| GOAL |
Scan the data below. Pull out each line where "порядка" occurs.

━━ TASK DATA ━━

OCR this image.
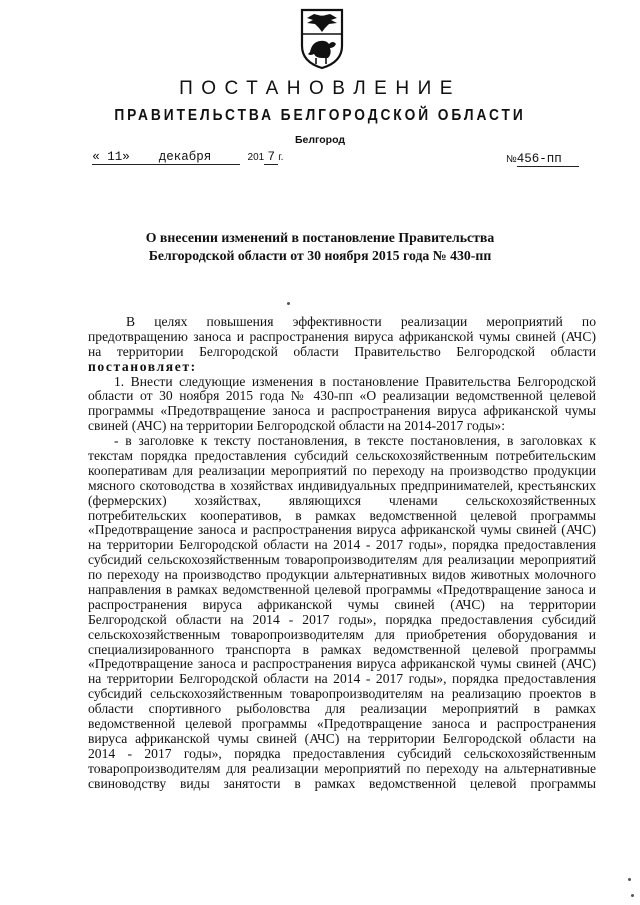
ПОСТАНОВЛЕНИЕ
ПРАВИТЕЛЬСТВА БЕЛГОРОДСКОЙ ОБЛАСТИ
Белгород
« 11» декабря	201 7 г.	№456-пп
О внесении изменений в постановление Правительства
Белгородской области от 30 ноября 2015 года № 430-пп
В целях повышения эффективности реализации мероприятий по
предотвращению заноса и распространения вируса африканской чумы свиней (АЧС)
на территории Белгородской области Правительство Белгородской области
постановляет:
1. Внести следующие изменения в постановление Правительства Белгородской
области от 30 ноября 2015 года № 430-пп «О реализации ведомственной целевой
программы «Предотвращение заноса и распространения вируса африканской чумы
свиней (АЧС) на территории Белгородской области на 2014-2017 годы»:
- в заголовке к тексту постановления, в тексте постановления, в заголовках к
текстам порядка предоставления субсидий сельскохозяйственным потребительским
кооперативам для реализации мероприятий по переходу на производство продукции
мясного скотоводства в хозяйствах индивидуальных предпринимателей, крестьянских
(фермерских) хозяйствах, являющихся членами сельскохозяйственных
потребительских кооперативов, в рамках ведомственной целевой программы
«Предотвращение заноса и распространения вируса африканской чумы свиней (АЧС)
на территории Белгородской области на 2014 - 2017 годы», порядка предоставления
субсидий сельскохозяйственным товаропроизводителям для реализации мероприятий
по переходу на производство продукции альтернативных видов животных молочного
направления в рамках ведомственной целевой программы «Предотвращение заноса и
распространения вируса африканской чумы свиней (АЧС) на территории
Белгородской области на 2014 - 2017 годы», порядка предоставления субсидий
сельскохозяйственным товаропроизводителям для приобретения оборудования и
специализированного транспорта в рамках ведомственной целевой программы
«Предотвращение заноса и распространения вируса африканской чумы свиней (АЧС)
на территории Белгородской области на 2014 - 2017 годы», порядка предоставления
субсидий сельскохозяйственным товаропроизводителям на реализацию проектов в
области спортивного рыболовства для реализации мероприятий в рамках
ведомственной целевой программы «Предотвращение заноса и распространения
вируса африканской чумы свиней (АЧС) на территории Белгородской области на
2014 - 2017 годы», порядка предоставления субсидий сельскохозяйственным
товаропроизводителям для реализации мероприятий по переходу на альтернативные
свиноводству виды занятости в рамках ведомственной целевой программы
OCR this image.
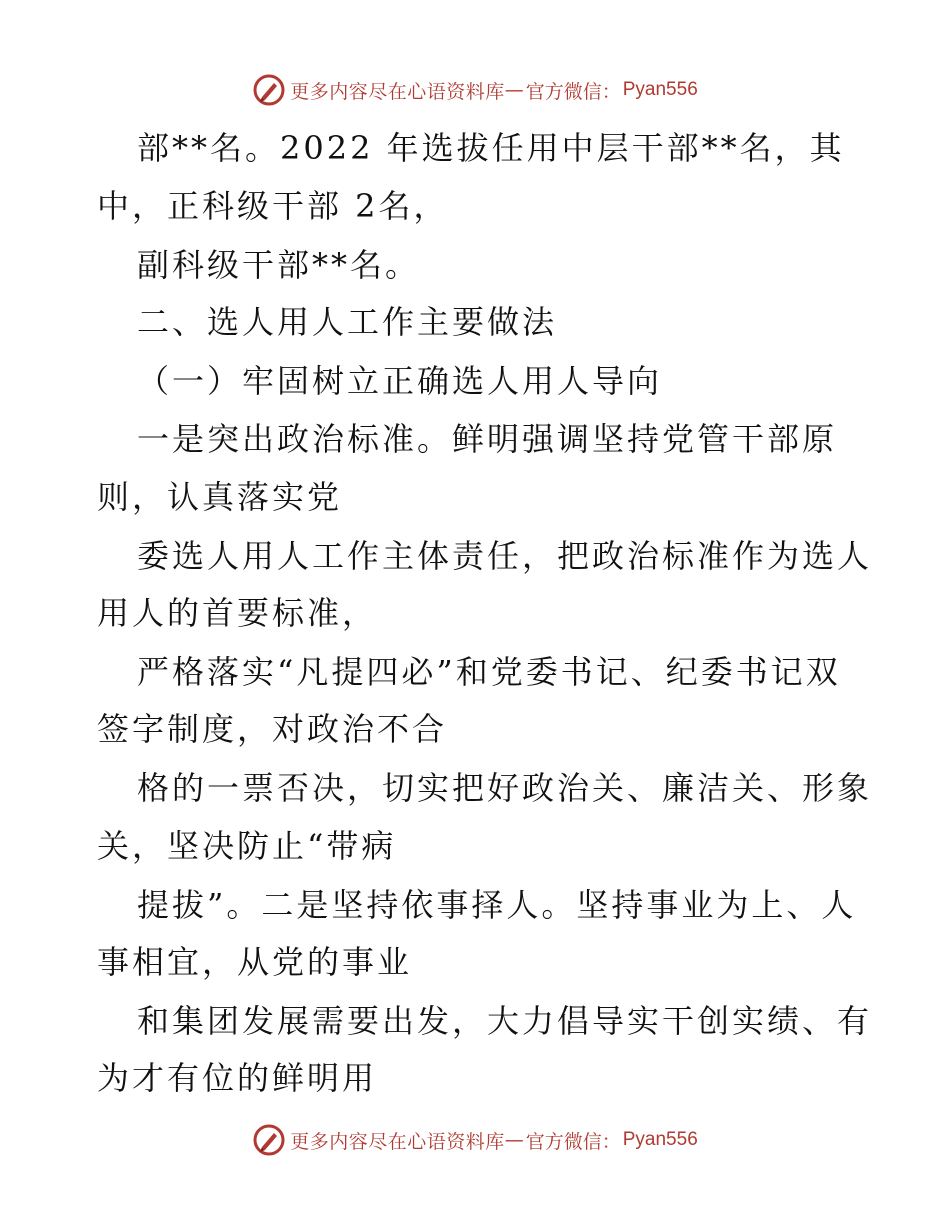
更多内容尽在心语资料库 — 官方微信： Pyan556
部**名。2022 年选拔任用中层干部**名，其
中，正科级干部 2名，
副科级干部**名。
二、选人用人工作主要做法
（一）牢固树立正确选人用人导向
一是突出政治标准。鲜明强调坚持党管干部原
则，认真落实党
委选人用人工作主体责任，把政治标准作为选人
用人的首要标准，
严格落实“凡提四必”和党委书记、纪委书记双
签字制度，对政治不合
格的一票否决，切实把好政治关、廉洁关、形象
关，坚决防止“带病
提拔”。二是坚持依事择人。坚持事业为上、人
事相宜，从党的事业
和集团发展需要出发，大力倡导实干创实绩、有
为才有位的鲜明用
更多内容尽在心语资料库 — 官方微信： Pyan556
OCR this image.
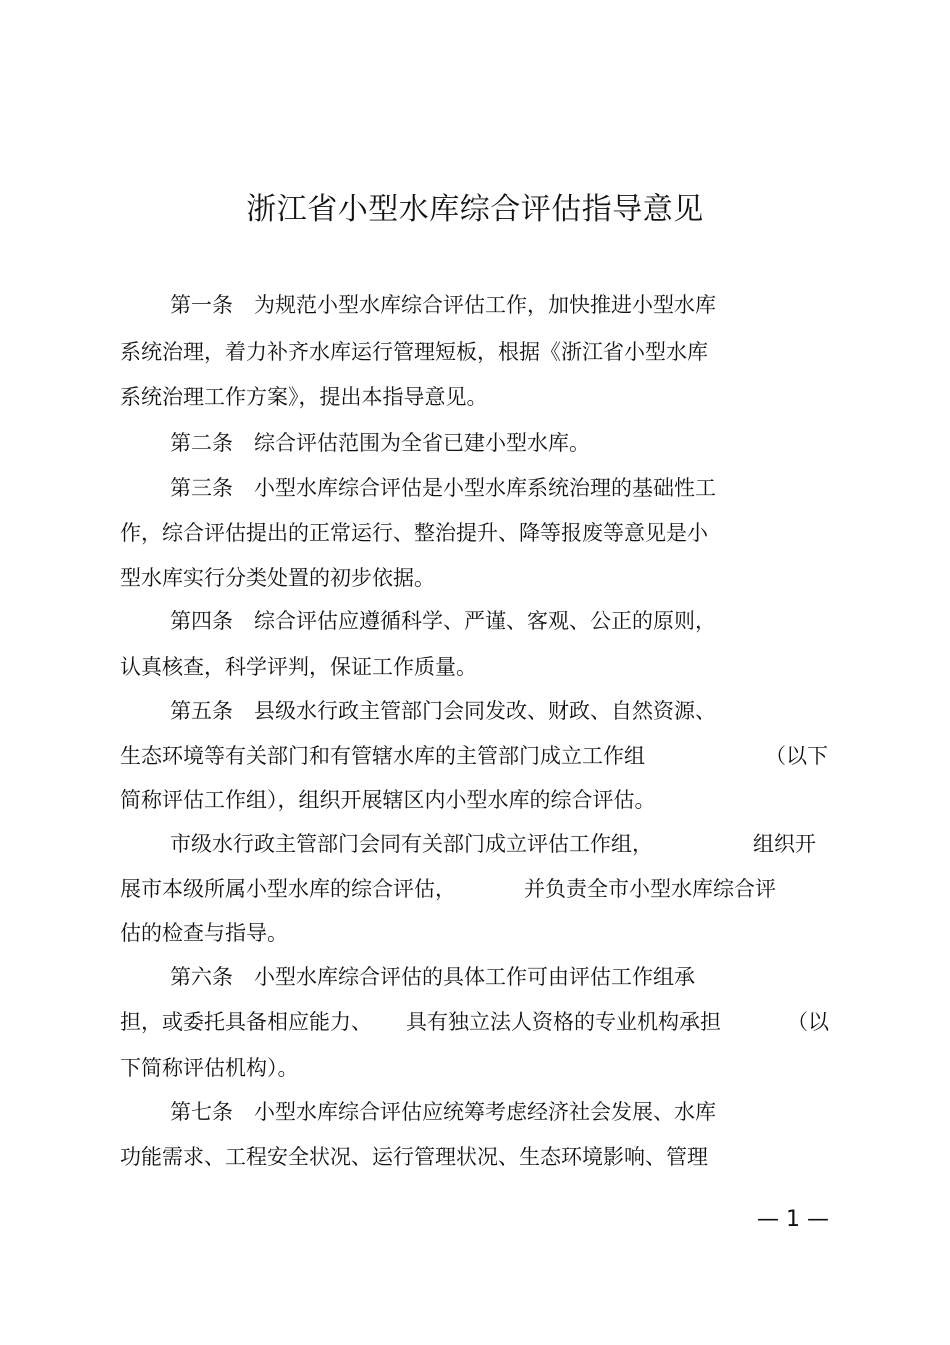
浙江省小型水库综合评估指导意见
第一条　为规范小型水库综合评估工作，加快推进小型水库
系统治理，着力补齐水库运行管理短板，根据《浙江省小型水库
系统治理工作方案》，提出本指导意见。
第二条　综合评估范围为全省已建小型水库。
第三条　小型水库综合评估是小型水库系统治理的基础性工
作，综合评估提出的正常运行、整治提升、降等报废等意见是小
型水库实行分类处置的初步依据。
第四条　综合评估应遵循科学、严谨、客观、公正的原则，
认真核查，科学评判，保证工作质量。
第五条　县级水行政主管部门会同发改、财政、自然资源、
生态环境等有关部门和有管辖水库的主管部门成立工作组	（以下
简称评估工作组），组织开展辖区内小型水库的综合评估。
市级水行政主管部门会同有关部门成立评估工作组，	组织开
展市本级所属小型水库的综合评估，	并负责全市小型水库综合评
估的检查与指导。
第六条　小型水库综合评估的具体工作可由评估工作组承
担，或委托具备相应能力、 具有独立法人资格的专业机构承担	（以
下简称评估机构）。
第七条　小型水库综合评估应统筹考虑经济社会发展、水库
功能需求、工程安全状况、运行管理状况、生态环境影响、管理
— 1 —
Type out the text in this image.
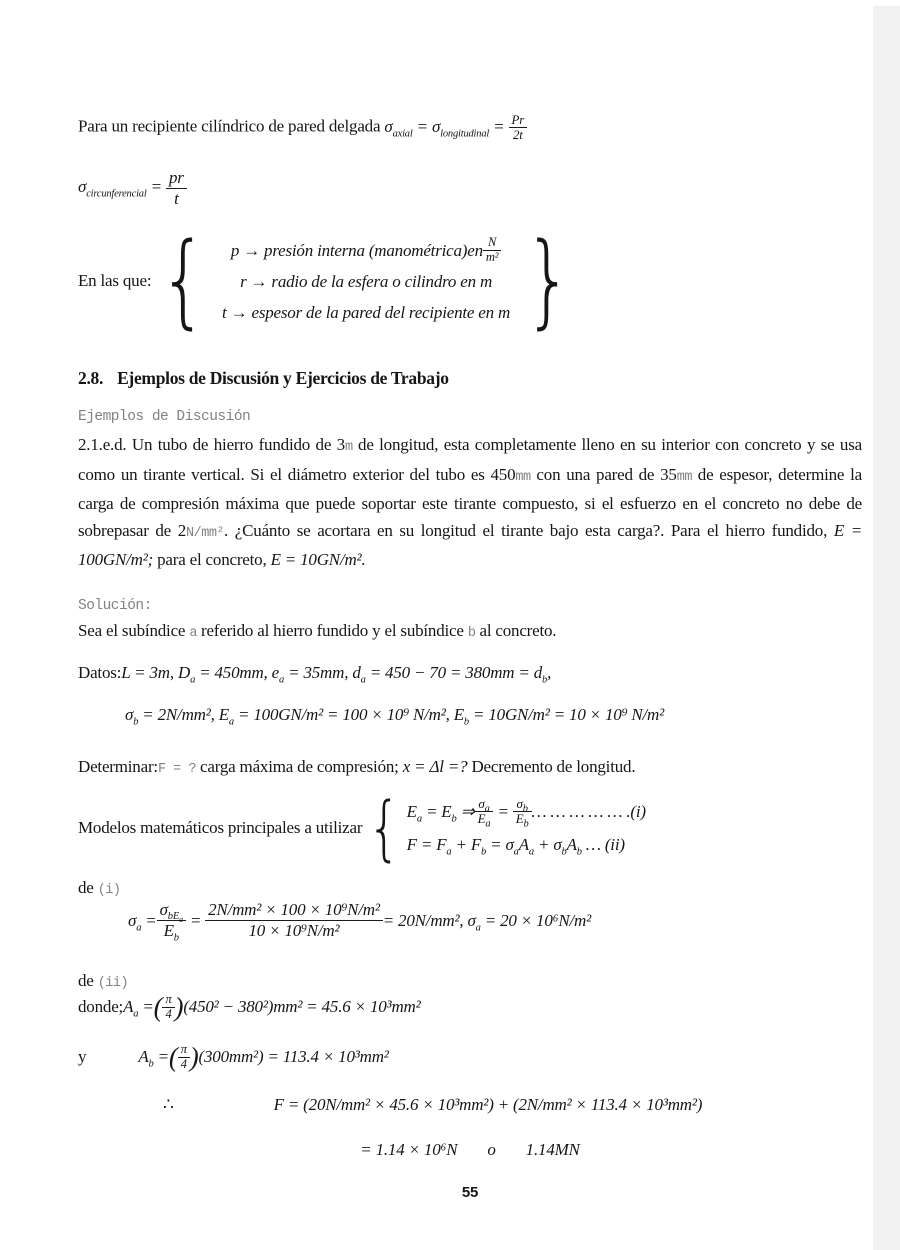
Para un recipiente cilíndrico de pared delgada $\sigma_{axial} = \sigma_{longitudinal} = \frac{Pr}{2t}$
$\sigma_{circunferencial} = \frac{pr}{t}$
En las que: { p → presión interna (manométrica)en $\frac{N}{\text{m²}}$
r → radio de la esfera o cilindro en m
t → espesor de la pared del recipiente en m }
2.8. Ejemplos de Discusión y Ejercicios de Trabajo
Ejemplos de Discusión
2.1.e.d. Un tubo de hierro fundido de 3m de longitud, esta completamente lleno en su interior con concreto y se usa como un tirante vertical. Si el diámetro exterior del tubo es 450mm con una pared de 35mm de espesor, determine la carga de compresión máxima que puede soportar este tirante compuesto, si el esfuerzo en el concreto no debe de sobrepasar de 2N/mm². ¿Cuánto se acortara en su longitud el tirante bajo esta carga?. Para el hierro fundido, E = 100GN/m²; para el concreto, E = 10GN/m².
Solución:
Sea el subíndice a referido al hierro fundido y el subíndice b al concreto.
Datos:L = 3m, $D_a = 450mm$, $e_a = 35mm$, $d_a = 450 - 70 = 380mm = d_b$,
$\sigma_b = 2N/mm^2$, $E_a = 100GN/m^2 = 100 \times 10^9$ N/m², $E_b = 10GN/m^2 = 10 \times 10^9$ N/m²
Determinar:F = ? carga máxima de compresión; x = Δl =? Decremento de longitud.
Modelos matemáticos principales a utilizar { $E_a = E_b$ ⇒ $\frac{\sigma_a}{E_a} = \frac{\sigma_b}{E_b}$ … … … … … .(i)
$F = F_a + F_b = \sigma_aA_a + \sigma_bA_b$ … (ii)
de (i)
$\sigma_a = \frac{\sigma_{bE_a}}{E_b} = \frac{\text{2N/mm² × 100 × 10⁹N/m²}}{\text{10 × 10⁹N/m²}} = 20N/mm^2$, $\sigma_a = 20 \times 10^6N/m^2$
de (ii)
donde; $A_a$ = ( $\frac{\pi}{4}$ ) (450² − 380²)mm² = 45.6 × 10³mm²
y	$A_b$ = ( $\frac{\pi}{4}$ ) (300mm²) = 113.4 × 10³mm²
∴	F = (20N/mm² × 45.6 × 10³mm²) + (2N/mm² × 113.4 × 10³mm²)
= 1.14 × 10⁶N o 1.14MN
55
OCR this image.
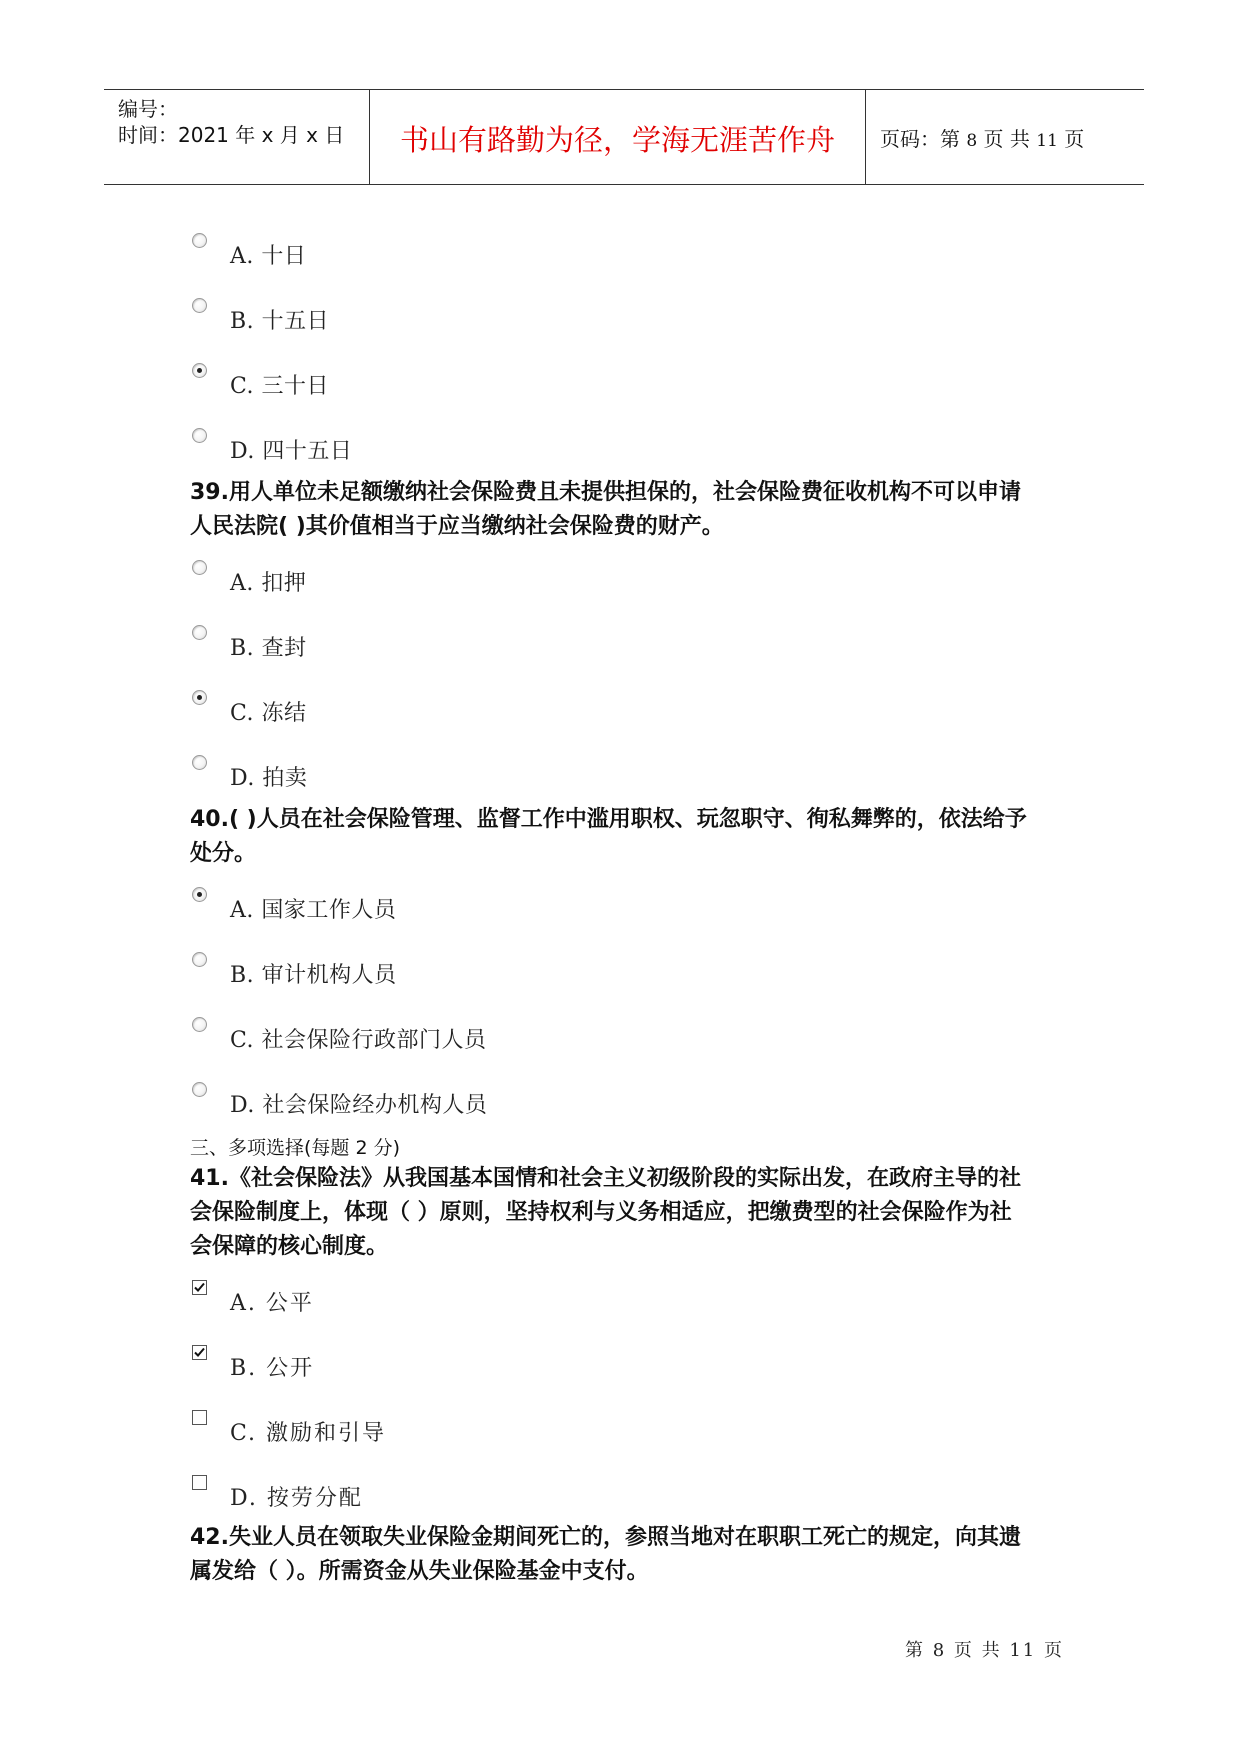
编号：
时间：2021 年 x 月 x 日	书山有路勤为径，学海无涯苦作舟	页码：第 8 页 共 11 页
A. 十日
B. 十五日
C. 三十日
D. 四十五日
39.用人单位未足额缴纳社会保险费且未提供担保的，社会保险费征收机构不可以申请人民法院( )其价值相当于应当缴纳社会保险费的财产。
A. 扣押
B. 查封
C. 冻结
D. 拍卖
40.( )人员在社会保险管理、监督工作中滥用职权、玩忽职守、徇私舞弊的，依法给予处分。
A. 国家工作人员
B. 审计机构人员
C. 社会保险行政部门人员
D. 社会保险经办机构人员
三、多项选择(每题 2 分)
41.《社会保险法》从我国基本国情和社会主义初级阶段的实际出发，在政府主导的社会保险制度上，体现（ ）原则，坚持权利与义务相适应，把缴费型的社会保险作为社会保障的核心制度。
A. 公平
B. 公开
C. 激励和引导
D. 按劳分配
42.失业人员在领取失业保险金期间死亡的，参照当地对在职职工死亡的规定，向其遗属发给（ ）。所需资金从失业保险基金中支付。
第 8 页 共 11 页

━━━

| EXPECTED ANSWER |
текстам порядка предоставления субсидий сельскохозяйственным потребительским
на территории Белгородской области на 2014 - 2017 годы», порядка предоставления
Белгородской области на 2014 - 2017 годы», порядка предоставления субсидий
на территории Белгородской области на 2014 - 2017 годы», порядка предоставления
2014 - 2017 годы», порядка предоставления субсидий сельскохозяйственным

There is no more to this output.